(Source data)
-=-=-

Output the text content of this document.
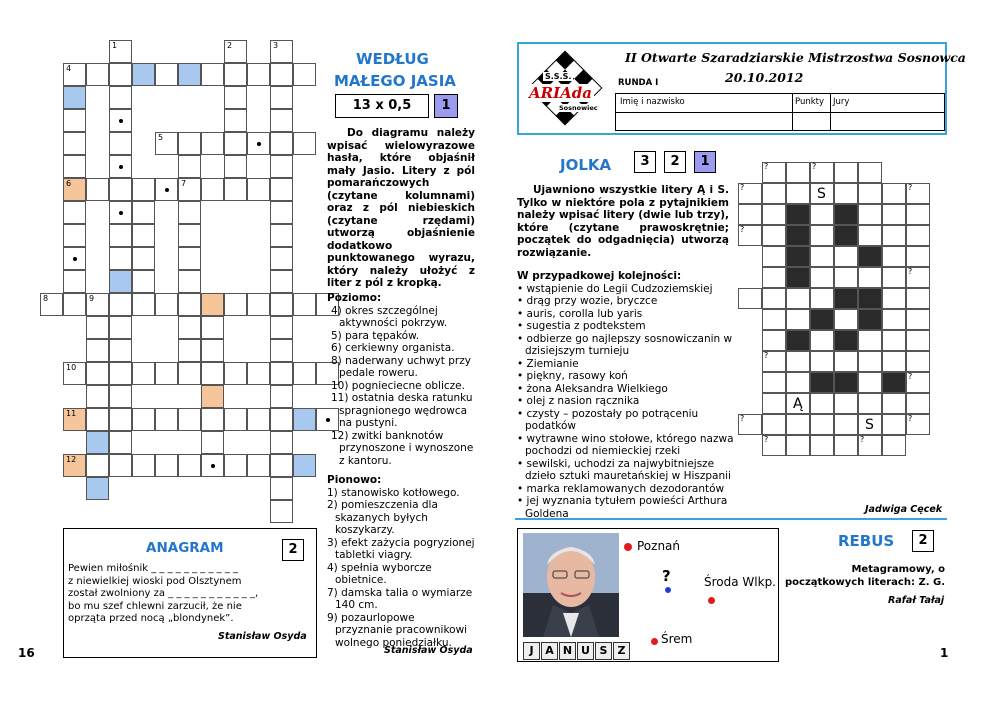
1	2	3
4
5
6	7
8	9
10
11
12
WEDŁUG
MAŁEGO JASIA
13 x 0,5	1
Do diagramu należy wpisać wielowyrazowe hasła, które objaśnił mały Jasio. Litery z pól pomarańczowych (czytane kolumnami) oraz z pól niebieskich (czytane rzędami) utworzą objaśnienie dodatkowo punktowanego wyrazu, który należy ułożyć z liter z pól z kropką.
Poziomo:
4) okres szczególnej aktywności pokrzyw.
5) para tępaków.
6) cerkiewny organista.
8) naderwany uchwyt przy pedale roweru.
10) pognieciecne oblicze.
11) ostatnia deska ratunku spragnionego wędrowca na pustyni.
12) zwitki banknotów przynoszone i wynoszone z kantoru.
Pionowo:
1) stanowisko kotłowego.
2) pomieszczenia dla skazanych byłych koszykarzy.
3) efekt zażycia pogryzionej tabletki viagry.
4) spełnia wyborcze obietnice.
7) damska talia o wymiarze 140 cm.
9) pozaurlopowe przyznanie pracownikowi wolnego poniedziałku.
Stanisław Osyda
ANAGRAM	2
Pewien miłośnik _ _ _ _ _ _ _ _ _ _ _
z niewielkiej wioski pod Olsztynem
został zwolniony za _ _ _ _ _ _ _ _ _ _ _,
bo mu szef chlewni zarzucił, że nie
oprząta przed nocą „blondynek”.
Stanisław Osyda
16
S.S.S.
ARIAda
Sosnowiec
II Otwarte Szaradziarskie Mistrzostwa Sosnowca
RUNDA I	20.10.2012
Imię i nazwisko	Punkty Jury
JOLKA	3	2	1
Ujawniono wszystkie litery Ą i S. Tylko w niektóre pola z pytajnikiem należy wpisać litery (dwie lub trzy), które (czytane prawoskrętnie; początek do odgadnięcia) utworzą rozwiązanie.
W przypadkowej kolejności:
• wstąpienie do Legii Cudzoziemskiej
• drąg przy wozie, bryczce
• auris, corolla lub yaris
• sugestia z podtekstem
• odbierze go najlepszy sosnowiczanin w dzisiejszym turnieju
• Ziemianie
• piękny, rasowy koń
• żona Aleksandra Wielkiego
• olej z nasion rącznika
• czysty – pozostały po potrąceniu podatków
• wytrawne wino stołowe, którego nazwa pochodzi od niemieckiej rzeki
• sewilski, uchodzi za najwybitniejsze dzieło sztuki mauretańskiej w Hiszpanii
• marka reklamowanych dezodorantów
• jej wyznania tytułem powieści Arthura Goldena
?	?
?	S	?
?
?
?
?
Ą
?	S	?
?	?
Jadwiga Cęcek
J A N U S Z
Poznań
?	Środa Wlkp.
Śrem
REBUS	2
Metagramowy, o początkowych literach: Z. G.
Rafał Tałaj
1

-=-=-

### Task details:
Among the entries above, identify all lines with "należy" and copy them.

### Problem solution:
Do diagramu należy wpisać wielowyrazowe hasła, które objaśnił mały Jasio. Litery z pól pomarańczowych (czytane kolumnami) oraz z pól niebieskich (czytane rzędami) utworzą objaśnienie dodatkowo punktowanego wyrazu, który należy ułożyć z liter z pól z kropką.
Ujawniono wszystkie litery Ą i S. Tylko w niektóre pola z pytajnikiem należy wpisać litery (dwie lub trzy), które (czytane prawoskrętnie; początek do odgadnięcia) utworzą rozwiązanie.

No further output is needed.